Rewrite the records below with every "screenshot" replaced by "image", keeping everything else unchanged. Leave out the pictures.
┌────────
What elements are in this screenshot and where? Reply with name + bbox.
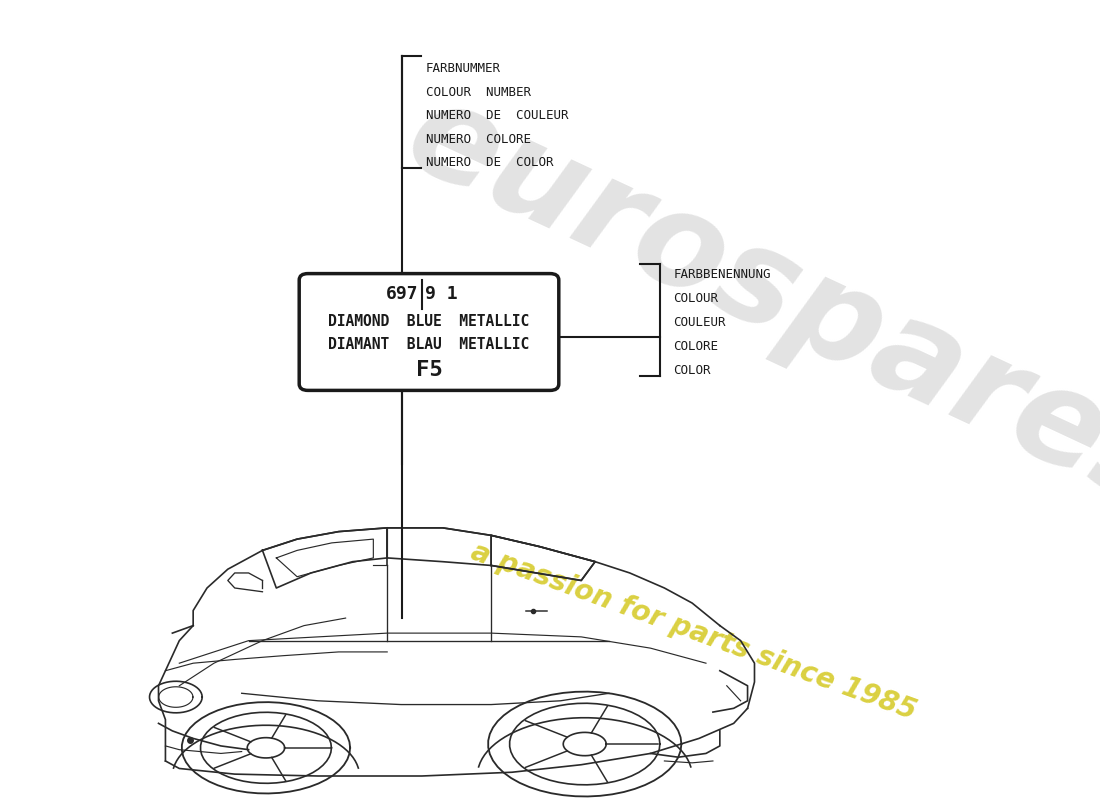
Text: NUMERO  DE  COULEUR: NUMERO DE COULEUR (426, 110, 569, 122)
Text: COLOUR: COLOUR (673, 292, 718, 305)
Text: FARBNUMMER: FARBNUMMER (426, 62, 500, 75)
FancyBboxPatch shape (299, 274, 559, 390)
Text: DIAMOND  BLUE  METALLIC: DIAMOND BLUE METALLIC (329, 314, 529, 329)
Text: NUMERO  DE  COLOR: NUMERO DE COLOR (426, 156, 553, 170)
Text: 697: 697 (386, 285, 418, 302)
Text: COLOUR  NUMBER: COLOUR NUMBER (426, 86, 530, 99)
Text: eurospares: eurospares (387, 70, 1100, 538)
Text: F5: F5 (416, 361, 442, 381)
Text: COLORE: COLORE (673, 340, 718, 353)
Text: a passion for parts since 1985: a passion for parts since 1985 (466, 538, 920, 726)
Text: DIAMANT  BLAU  METALLIC: DIAMANT BLAU METALLIC (329, 337, 529, 352)
Text: NUMERO  COLORE: NUMERO COLORE (426, 133, 530, 146)
Text: FARBBENENNUNG: FARBBENENNUNG (673, 268, 771, 281)
Text: COLOR: COLOR (673, 364, 711, 377)
Text: COULEUR: COULEUR (673, 316, 726, 329)
Text: 9 1: 9 1 (425, 285, 458, 302)
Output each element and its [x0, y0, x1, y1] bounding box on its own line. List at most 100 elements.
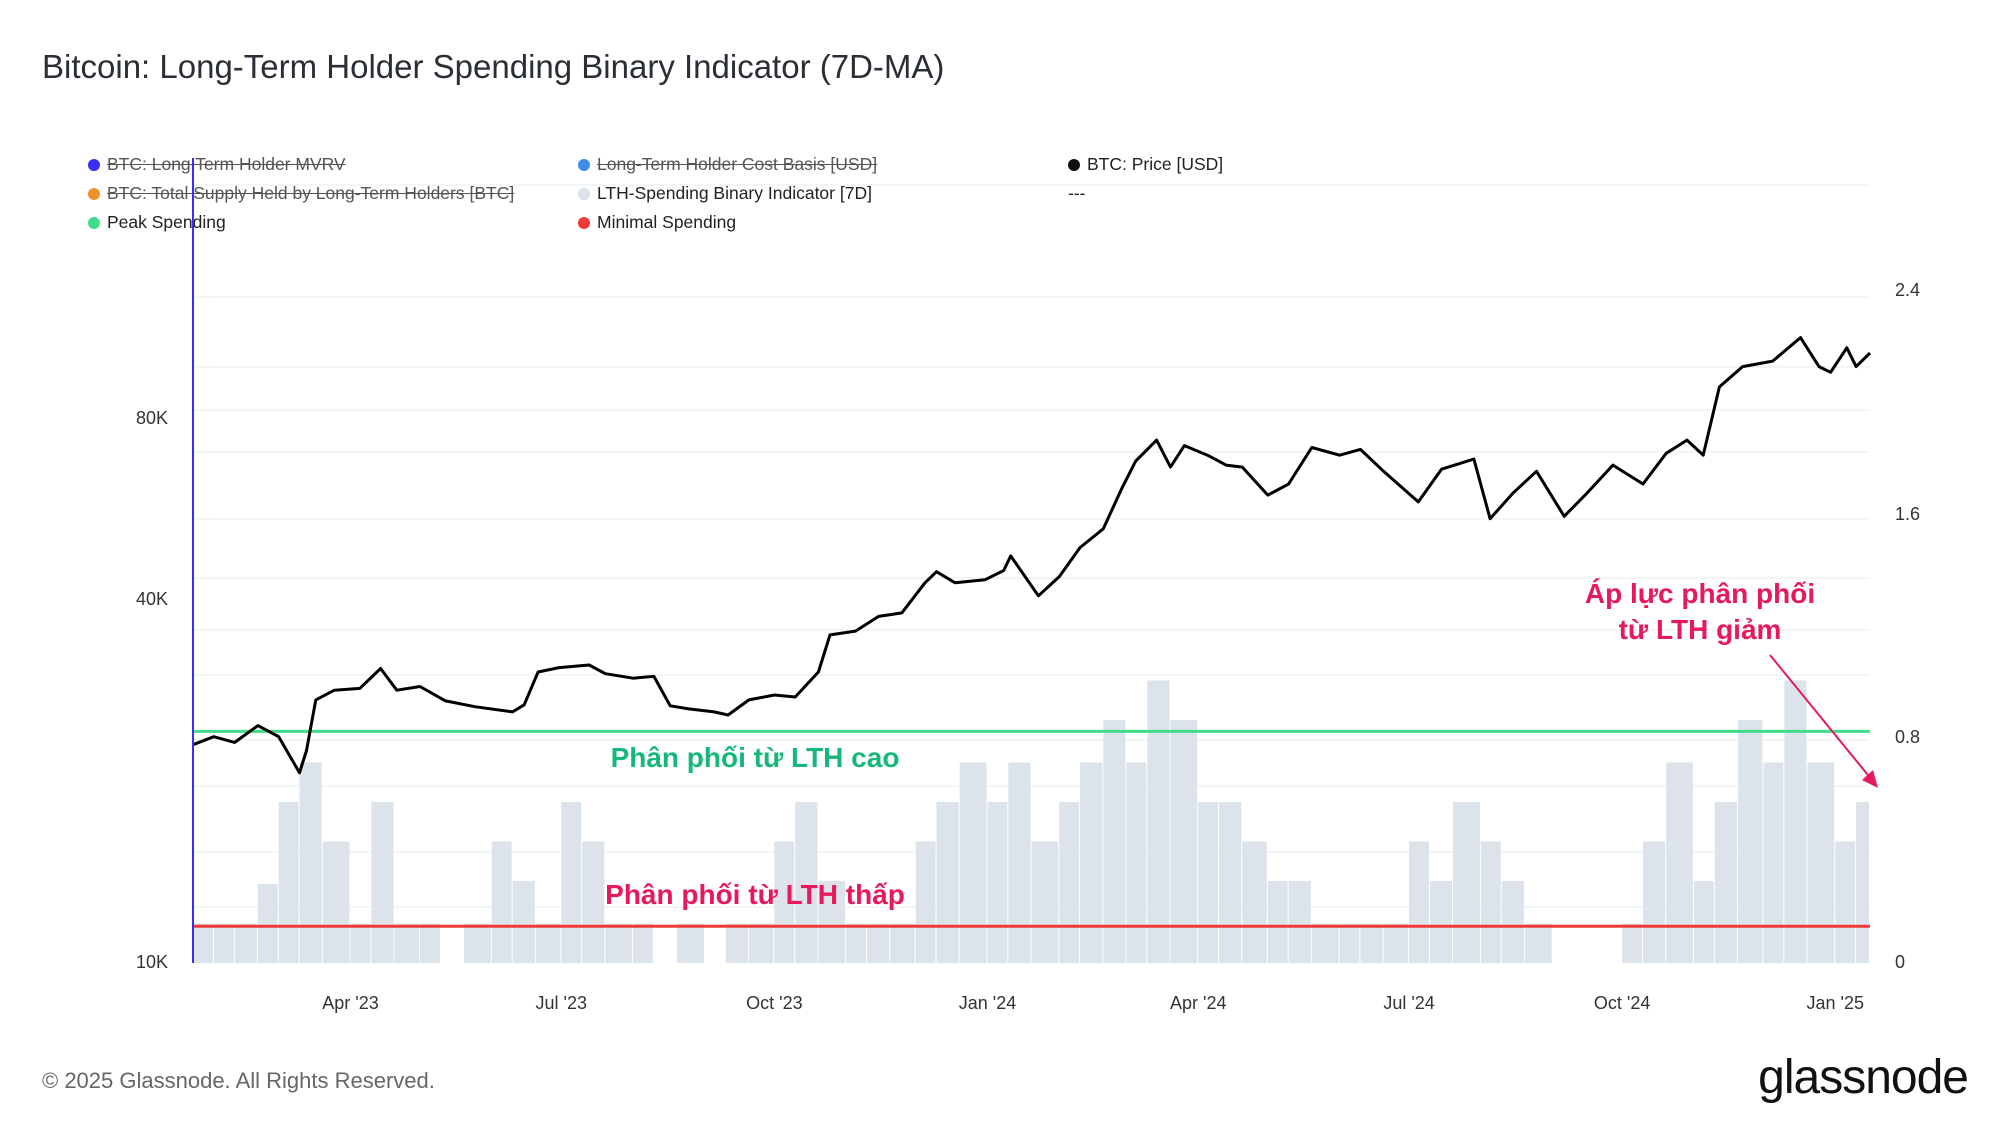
└────────
__Result for this task__.
What elements are in this image and where? Reply with name + bbox.
Text: NUMERO  DE  COULEUR: NUMERO DE COULEUR (426, 110, 569, 122)
Text: COLOUR: COLOUR (673, 292, 718, 305)
Text: FARBNUMMER: FARBNUMMER (426, 62, 500, 75)
FancyBboxPatch shape (299, 274, 559, 390)
Text: DIAMOND  BLUE  METALLIC: DIAMOND BLUE METALLIC (329, 314, 529, 329)
Text: NUMERO  DE  COLOR: NUMERO DE COLOR (426, 156, 553, 170)
Text: 697: 697 (386, 285, 418, 302)
Text: COLOUR  NUMBER: COLOUR NUMBER (426, 86, 530, 99)
Text: eurospares: eurospares (387, 70, 1100, 538)
Text: F5: F5 (416, 361, 442, 381)
Text: COLORE: COLORE (673, 340, 718, 353)
Text: a passion for parts since 1985: a passion for parts since 1985 (466, 538, 920, 726)
Text: DIAMANT  BLAU  METALLIC: DIAMANT BLAU METALLIC (329, 337, 529, 352)
Text: NUMERO  COLORE: NUMERO COLORE (426, 133, 530, 146)
Text: FARBBENENNUNG: FARBBENENNUNG (673, 268, 771, 281)
Text: COLOR: COLOR (673, 364, 711, 377)
Text: COULEUR: COULEUR (673, 316, 726, 329)
Text: 9 1: 9 1 (425, 285, 458, 302)
Output each element and its [x0, y0, x1, y1] bounding box on its own line. List at most 100 elements.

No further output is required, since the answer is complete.